## Exercise goal
Gather every line in the records below that contains the word "Vermont".

BEGIN Exercise input

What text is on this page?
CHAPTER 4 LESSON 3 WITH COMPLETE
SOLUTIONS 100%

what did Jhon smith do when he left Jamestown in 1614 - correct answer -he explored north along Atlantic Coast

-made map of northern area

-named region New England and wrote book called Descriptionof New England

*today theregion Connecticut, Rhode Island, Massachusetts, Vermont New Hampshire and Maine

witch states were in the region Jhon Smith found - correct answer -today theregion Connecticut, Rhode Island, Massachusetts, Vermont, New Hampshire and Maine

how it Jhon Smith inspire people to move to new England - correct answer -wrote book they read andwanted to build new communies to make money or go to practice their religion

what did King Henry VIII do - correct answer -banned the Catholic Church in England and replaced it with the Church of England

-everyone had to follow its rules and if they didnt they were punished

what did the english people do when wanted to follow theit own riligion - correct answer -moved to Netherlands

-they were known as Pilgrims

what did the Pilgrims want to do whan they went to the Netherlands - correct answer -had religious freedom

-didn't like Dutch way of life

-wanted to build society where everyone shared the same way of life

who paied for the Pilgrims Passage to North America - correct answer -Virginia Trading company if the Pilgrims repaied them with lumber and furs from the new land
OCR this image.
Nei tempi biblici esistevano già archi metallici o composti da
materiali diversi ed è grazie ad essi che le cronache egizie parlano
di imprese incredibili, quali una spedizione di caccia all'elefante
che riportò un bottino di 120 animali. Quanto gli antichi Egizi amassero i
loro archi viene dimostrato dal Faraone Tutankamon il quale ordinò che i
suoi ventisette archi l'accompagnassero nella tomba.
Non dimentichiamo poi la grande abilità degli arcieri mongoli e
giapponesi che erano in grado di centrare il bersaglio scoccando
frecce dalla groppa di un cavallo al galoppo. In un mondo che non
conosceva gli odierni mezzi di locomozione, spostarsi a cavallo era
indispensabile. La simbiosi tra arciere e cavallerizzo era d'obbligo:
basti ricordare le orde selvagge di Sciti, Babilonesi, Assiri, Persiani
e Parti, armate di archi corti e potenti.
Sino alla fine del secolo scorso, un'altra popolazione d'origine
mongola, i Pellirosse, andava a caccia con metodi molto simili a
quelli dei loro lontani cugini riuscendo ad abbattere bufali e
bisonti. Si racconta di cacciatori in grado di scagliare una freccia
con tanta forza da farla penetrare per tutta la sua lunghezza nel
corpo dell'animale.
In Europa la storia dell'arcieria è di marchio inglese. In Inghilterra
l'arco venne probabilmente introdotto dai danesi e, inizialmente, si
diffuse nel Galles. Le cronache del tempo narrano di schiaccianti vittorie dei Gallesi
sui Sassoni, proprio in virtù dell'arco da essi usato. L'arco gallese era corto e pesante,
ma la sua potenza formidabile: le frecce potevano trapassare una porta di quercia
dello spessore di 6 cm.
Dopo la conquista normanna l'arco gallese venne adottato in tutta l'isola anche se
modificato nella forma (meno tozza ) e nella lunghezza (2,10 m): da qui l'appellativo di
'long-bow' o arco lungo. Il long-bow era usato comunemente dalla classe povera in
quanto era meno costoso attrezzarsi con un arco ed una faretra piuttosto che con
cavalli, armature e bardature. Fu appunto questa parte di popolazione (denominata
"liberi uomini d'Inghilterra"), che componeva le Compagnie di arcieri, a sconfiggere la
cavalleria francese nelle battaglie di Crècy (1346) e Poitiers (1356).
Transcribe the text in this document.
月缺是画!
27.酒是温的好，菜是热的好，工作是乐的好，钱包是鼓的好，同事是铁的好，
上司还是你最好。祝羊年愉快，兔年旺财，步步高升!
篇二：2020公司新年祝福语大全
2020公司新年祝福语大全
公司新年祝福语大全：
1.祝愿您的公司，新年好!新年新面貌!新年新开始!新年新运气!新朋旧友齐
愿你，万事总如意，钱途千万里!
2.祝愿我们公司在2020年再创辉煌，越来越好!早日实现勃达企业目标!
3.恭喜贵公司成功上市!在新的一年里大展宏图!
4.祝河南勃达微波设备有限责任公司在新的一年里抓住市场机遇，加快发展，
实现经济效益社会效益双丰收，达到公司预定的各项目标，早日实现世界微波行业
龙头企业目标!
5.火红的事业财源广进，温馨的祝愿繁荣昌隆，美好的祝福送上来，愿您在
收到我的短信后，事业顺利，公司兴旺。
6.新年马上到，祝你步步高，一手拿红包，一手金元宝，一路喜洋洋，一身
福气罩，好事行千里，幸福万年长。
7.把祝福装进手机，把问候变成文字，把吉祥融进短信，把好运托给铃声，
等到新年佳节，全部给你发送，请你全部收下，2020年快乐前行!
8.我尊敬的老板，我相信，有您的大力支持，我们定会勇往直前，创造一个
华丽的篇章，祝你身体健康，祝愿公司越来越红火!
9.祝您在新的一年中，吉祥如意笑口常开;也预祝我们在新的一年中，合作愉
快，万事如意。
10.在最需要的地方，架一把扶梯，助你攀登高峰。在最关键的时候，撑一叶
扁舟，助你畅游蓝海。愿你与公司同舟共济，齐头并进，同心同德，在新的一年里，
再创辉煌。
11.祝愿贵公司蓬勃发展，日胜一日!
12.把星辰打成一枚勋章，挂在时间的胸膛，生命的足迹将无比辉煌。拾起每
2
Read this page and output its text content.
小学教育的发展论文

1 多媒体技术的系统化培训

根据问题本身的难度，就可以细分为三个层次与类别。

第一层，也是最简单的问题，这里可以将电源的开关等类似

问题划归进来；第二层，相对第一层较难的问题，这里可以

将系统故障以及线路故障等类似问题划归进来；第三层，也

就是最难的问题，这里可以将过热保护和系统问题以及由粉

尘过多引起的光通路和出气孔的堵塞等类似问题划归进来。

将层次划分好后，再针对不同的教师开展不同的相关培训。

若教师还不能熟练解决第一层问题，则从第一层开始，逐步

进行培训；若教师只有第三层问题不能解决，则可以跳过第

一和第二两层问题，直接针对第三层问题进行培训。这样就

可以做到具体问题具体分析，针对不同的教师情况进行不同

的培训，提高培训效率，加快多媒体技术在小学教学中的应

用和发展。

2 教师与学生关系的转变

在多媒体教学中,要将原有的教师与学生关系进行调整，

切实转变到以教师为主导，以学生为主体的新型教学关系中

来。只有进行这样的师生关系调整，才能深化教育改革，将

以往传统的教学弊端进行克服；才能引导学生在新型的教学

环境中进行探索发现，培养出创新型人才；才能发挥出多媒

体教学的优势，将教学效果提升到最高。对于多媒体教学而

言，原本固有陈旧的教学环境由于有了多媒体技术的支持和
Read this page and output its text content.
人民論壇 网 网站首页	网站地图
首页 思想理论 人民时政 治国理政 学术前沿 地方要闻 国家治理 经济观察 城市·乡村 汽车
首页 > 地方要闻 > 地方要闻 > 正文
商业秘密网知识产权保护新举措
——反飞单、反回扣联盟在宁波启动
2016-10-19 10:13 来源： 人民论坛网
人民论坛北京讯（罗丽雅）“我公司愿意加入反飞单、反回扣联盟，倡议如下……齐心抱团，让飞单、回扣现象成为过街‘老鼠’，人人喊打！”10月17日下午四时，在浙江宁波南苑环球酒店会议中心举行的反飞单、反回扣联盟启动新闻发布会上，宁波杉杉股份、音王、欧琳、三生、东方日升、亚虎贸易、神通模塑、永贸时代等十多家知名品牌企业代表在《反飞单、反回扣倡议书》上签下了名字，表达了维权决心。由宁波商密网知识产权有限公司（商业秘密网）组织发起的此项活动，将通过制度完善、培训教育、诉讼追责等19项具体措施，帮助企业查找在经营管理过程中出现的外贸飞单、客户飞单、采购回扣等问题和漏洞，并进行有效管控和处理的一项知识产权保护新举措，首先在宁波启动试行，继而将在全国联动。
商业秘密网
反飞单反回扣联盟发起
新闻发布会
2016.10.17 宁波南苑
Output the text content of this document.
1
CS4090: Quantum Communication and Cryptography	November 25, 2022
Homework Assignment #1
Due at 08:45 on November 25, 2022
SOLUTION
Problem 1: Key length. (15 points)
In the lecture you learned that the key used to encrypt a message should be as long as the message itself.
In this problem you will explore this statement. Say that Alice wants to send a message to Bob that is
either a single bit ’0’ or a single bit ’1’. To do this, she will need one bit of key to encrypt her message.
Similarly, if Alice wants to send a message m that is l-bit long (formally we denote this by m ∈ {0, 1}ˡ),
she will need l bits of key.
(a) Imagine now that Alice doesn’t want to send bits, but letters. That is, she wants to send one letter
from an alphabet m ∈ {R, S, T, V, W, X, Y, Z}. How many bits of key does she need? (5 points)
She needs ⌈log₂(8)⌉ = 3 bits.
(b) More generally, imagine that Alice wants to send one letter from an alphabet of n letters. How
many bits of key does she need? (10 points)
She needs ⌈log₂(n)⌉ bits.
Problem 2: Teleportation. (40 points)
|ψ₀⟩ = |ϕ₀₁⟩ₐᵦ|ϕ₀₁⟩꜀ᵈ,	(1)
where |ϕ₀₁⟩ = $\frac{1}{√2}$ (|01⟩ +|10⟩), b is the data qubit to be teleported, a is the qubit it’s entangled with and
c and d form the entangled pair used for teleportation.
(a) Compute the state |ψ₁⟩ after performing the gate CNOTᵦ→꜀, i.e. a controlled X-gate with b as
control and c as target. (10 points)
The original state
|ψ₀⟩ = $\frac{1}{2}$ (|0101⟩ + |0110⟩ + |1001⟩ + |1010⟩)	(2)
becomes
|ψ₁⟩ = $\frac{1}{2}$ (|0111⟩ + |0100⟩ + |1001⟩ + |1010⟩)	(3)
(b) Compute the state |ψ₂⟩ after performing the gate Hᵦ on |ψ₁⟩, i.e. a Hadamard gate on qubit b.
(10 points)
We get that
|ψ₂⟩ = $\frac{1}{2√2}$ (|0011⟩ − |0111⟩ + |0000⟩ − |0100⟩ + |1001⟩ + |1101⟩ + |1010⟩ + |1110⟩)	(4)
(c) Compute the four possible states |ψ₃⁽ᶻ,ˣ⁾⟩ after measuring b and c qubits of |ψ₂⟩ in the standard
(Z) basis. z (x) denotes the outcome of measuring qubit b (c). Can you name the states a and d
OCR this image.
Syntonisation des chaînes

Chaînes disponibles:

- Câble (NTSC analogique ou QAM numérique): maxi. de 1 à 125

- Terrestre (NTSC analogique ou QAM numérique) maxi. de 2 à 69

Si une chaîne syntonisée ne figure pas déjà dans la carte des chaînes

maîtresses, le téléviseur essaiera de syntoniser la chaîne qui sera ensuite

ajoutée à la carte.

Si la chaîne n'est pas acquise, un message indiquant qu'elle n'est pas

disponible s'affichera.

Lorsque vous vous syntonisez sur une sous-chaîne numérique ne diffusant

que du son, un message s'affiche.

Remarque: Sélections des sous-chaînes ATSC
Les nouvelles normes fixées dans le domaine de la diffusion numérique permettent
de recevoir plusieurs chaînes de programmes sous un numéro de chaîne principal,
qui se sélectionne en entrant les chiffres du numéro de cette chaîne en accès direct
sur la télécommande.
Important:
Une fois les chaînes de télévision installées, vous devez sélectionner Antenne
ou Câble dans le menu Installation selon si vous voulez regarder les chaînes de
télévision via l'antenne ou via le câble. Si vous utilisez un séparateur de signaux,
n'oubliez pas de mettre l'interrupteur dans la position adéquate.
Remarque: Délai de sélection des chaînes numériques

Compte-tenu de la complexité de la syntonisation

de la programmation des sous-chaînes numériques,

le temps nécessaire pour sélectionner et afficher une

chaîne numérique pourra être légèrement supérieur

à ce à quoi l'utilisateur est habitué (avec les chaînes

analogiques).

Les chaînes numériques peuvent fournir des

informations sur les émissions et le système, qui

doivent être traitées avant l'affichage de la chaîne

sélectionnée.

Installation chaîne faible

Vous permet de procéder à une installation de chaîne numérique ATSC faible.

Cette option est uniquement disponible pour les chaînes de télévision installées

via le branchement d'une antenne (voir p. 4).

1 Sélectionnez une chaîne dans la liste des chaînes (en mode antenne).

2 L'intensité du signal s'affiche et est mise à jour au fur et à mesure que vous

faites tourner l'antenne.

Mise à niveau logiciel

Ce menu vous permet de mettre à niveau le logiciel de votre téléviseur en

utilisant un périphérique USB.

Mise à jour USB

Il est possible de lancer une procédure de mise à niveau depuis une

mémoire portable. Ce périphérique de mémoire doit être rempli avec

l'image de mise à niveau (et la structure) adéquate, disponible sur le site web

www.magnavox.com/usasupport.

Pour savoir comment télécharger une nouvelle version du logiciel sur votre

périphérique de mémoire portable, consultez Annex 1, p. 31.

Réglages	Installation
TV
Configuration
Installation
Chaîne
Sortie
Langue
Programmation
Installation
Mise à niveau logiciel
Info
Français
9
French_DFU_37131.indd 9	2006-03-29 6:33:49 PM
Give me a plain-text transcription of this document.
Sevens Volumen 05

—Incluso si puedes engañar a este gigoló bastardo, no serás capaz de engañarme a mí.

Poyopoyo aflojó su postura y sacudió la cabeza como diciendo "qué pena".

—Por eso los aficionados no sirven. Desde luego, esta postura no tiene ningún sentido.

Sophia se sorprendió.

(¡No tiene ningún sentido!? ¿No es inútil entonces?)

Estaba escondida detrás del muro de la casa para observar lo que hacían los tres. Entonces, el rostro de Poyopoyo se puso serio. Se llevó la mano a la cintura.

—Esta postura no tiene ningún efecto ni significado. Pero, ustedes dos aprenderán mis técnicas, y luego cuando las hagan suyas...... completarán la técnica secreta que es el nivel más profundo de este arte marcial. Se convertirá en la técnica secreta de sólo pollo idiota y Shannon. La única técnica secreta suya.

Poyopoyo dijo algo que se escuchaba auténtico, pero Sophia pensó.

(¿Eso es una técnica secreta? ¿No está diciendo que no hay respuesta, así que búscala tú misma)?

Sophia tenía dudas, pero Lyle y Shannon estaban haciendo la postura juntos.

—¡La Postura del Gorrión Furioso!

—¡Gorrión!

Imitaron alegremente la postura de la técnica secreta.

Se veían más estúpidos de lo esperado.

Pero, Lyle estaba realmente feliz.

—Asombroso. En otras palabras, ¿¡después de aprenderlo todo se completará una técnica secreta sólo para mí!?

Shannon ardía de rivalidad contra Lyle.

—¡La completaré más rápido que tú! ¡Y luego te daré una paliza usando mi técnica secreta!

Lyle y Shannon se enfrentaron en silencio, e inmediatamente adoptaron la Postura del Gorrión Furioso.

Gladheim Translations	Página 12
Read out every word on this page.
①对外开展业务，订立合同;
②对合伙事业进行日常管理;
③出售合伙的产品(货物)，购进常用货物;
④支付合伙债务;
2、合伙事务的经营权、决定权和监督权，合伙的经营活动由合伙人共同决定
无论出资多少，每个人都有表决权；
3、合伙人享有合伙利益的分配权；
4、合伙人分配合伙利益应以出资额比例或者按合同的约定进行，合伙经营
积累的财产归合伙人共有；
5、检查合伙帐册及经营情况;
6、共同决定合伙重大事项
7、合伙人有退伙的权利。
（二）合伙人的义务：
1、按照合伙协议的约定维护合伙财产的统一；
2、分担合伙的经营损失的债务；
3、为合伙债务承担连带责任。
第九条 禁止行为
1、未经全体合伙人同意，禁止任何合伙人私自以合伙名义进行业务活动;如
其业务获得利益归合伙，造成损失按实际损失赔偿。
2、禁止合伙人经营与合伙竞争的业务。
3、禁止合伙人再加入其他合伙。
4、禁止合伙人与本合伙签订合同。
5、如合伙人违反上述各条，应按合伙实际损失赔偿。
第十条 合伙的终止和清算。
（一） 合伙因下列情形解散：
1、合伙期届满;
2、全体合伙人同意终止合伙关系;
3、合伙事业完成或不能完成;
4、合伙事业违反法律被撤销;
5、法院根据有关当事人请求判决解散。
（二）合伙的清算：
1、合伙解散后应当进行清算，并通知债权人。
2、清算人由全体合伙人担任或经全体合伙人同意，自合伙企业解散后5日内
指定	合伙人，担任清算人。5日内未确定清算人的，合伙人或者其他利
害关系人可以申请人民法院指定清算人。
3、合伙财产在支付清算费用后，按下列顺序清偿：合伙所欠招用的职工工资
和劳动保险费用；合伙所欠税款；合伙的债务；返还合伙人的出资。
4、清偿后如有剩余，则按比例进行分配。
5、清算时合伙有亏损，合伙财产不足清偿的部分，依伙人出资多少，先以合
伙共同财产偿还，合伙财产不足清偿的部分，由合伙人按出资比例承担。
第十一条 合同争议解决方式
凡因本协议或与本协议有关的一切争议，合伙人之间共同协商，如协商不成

END Exercise input

## Written response
*today theregion Connecticut, Rhode Island, Massachusetts, Vermont New Hampshire and Maine
witch states were in the region Jhon Smith found - correct answer -today theregion Connecticut, Rhode Island, Massachusetts, Vermont, New Hampshire and Maine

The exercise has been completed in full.